The right of any group to perpetuate a culture by exposing, training, teaching its youth the ethic of the previous generation is a vital aspect of being a free people.  America was established as a Christian nation, with a Judeo-Christian ethic derived from the Old and New Testament.  The policies that came out of the cultural debate were good, right, and just to the extent that the ideals of the Judeo-Christian ethic were properly and rightly instituted.  But, this ethic has been eroded by Federal law (mainly by Judicial fiat), as it mandated other moral systems be instituted superior to the Judeo Christian ethic.  This interpretation of Constitutional principle and intent was done without the consent, and in fact, in opposition to the will of the people and the history and heritage of the nation.
My reasoning opposing the notion of our nation being transformed into an anarcho-capitalist Libertarian nation without laws, governed by market forces includes the following:  We were established as a Constitutional Republic, and organized around the Judeo-Christian ethic.  It is proper and moral for every nation to organize its society around the ethical system of its founders.
It is impossible to avoid the imposition of a group system of rule since; 1) men will naturally organize into groups of nations, states, counties, and cities, regardless of whether we have moral compunctions about another person having authority over us or not.  2) There is no need to capitulate to a lawless state because of the imperfection of law, or objections of a minority.  I believe the Judeo-Christian ethic is at its core the most complete and correct standard of human organization, and thus it is only a matter of honest debate and sincere attempts to implement the prescription of scripture that will eventually produce a society that reflects the perfection represented by the Holy Bible.
I do not believe these assumptions contradict the notions of freedom as long as there is freedom of movement, and there is no coercion to believe a particular doctrine.  The law arising from scripture should be validated as good and true simply by observing the fruit of its implementation.  I believe parents have the right, and in fact a duty, to indoctrinate their children into their faith, but parents should also teach a child to examine the entire body of world ideas.  Children should be taught to think critically, reason, evaluate an argument based on fact, and to challenge the validity of fact.
I personally don’t think that Christianity has done this to the degree of detail is necessary to validate the faith on a logic and fact basis.  But, even without filling in all the details, the effect of following the Judeo-Christian ethic on a man’s life is so beneficial, that the life results alone are sufficient to validate the value of the faith.
The lack of a full explanation of the drama and play that led to the creation and crucifixion drove me on my own vision quest to develop my own narrative and theories of creation/spirit/nature that have allowed me to believe as I do.  I have documented by theory at www.theoryofabsolutes.com, and I believe that ideas might make it be easier for the Christian worldview to compete on the level of logic with the science-based religion of today.  Until the time when we adopt a narrative that justifies our faith from consciousness, to substance, to morality, to faith, to salvation, we will continue debating across a philosophical divide with the scientific world.  We currently use a common language, but with disparate referents, with our discussions coming to no agreement because of the lack of a philosophical terrain that smoothly connects worldviews.  I believe my theory allows that smoothing.  Time will tell if my ideas will change anything.  (I realize it’s a long shot.)

────

WHAT IS BEING ASKED: According to the essay on the Judeo-Christian ethic, into what kinds of groups will men naturally organize? List every one. The lines that follow have no connection to the essay on the Judeo-Christian ethic.

────

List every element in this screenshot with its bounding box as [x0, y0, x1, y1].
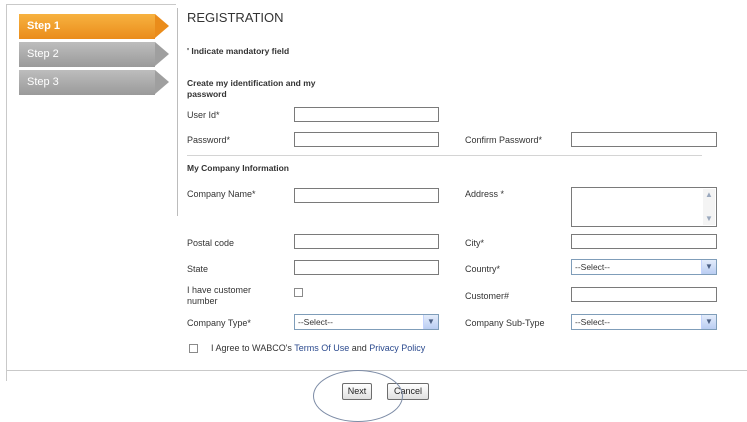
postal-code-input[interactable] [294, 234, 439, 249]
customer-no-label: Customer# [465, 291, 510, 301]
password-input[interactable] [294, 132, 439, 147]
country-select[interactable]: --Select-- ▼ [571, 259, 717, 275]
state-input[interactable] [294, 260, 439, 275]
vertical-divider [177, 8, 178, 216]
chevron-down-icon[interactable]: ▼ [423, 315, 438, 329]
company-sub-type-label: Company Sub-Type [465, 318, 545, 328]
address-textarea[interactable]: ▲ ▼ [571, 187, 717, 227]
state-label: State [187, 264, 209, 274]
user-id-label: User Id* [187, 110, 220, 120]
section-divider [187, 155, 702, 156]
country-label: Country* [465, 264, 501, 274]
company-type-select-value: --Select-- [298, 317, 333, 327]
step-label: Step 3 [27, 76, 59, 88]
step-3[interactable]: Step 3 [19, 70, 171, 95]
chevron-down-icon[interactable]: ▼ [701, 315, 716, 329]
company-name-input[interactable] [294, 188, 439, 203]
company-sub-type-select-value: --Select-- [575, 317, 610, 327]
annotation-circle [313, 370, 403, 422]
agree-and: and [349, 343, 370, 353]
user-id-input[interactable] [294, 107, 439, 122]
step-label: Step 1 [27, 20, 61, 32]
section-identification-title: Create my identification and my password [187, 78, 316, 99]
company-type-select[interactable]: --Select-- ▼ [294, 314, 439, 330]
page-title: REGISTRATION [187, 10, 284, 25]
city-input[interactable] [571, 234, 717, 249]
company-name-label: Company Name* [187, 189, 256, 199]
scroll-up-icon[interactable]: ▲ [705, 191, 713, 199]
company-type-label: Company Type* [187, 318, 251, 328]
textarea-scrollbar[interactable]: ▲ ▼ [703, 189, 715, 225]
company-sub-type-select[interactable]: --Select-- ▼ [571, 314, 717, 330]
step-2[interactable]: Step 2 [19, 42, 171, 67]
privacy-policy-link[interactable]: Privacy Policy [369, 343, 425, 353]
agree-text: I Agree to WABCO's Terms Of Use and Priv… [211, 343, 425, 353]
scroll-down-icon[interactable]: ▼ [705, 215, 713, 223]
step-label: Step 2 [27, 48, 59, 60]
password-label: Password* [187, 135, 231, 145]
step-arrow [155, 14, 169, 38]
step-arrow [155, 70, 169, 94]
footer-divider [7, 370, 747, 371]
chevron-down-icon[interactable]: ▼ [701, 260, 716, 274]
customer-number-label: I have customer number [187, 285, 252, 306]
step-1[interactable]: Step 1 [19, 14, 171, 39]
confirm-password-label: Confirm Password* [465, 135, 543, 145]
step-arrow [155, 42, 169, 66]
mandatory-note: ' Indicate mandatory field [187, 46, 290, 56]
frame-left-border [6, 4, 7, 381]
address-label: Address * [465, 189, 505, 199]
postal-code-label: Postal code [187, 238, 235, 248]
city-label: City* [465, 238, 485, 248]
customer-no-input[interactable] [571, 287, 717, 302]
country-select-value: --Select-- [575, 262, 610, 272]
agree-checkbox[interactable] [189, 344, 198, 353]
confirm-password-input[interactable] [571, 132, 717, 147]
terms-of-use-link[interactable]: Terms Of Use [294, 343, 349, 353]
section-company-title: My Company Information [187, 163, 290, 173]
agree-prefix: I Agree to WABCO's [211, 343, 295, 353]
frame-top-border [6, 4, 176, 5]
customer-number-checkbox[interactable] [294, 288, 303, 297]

────

EXERCISE RESULT: Nations, states, counties, and cities.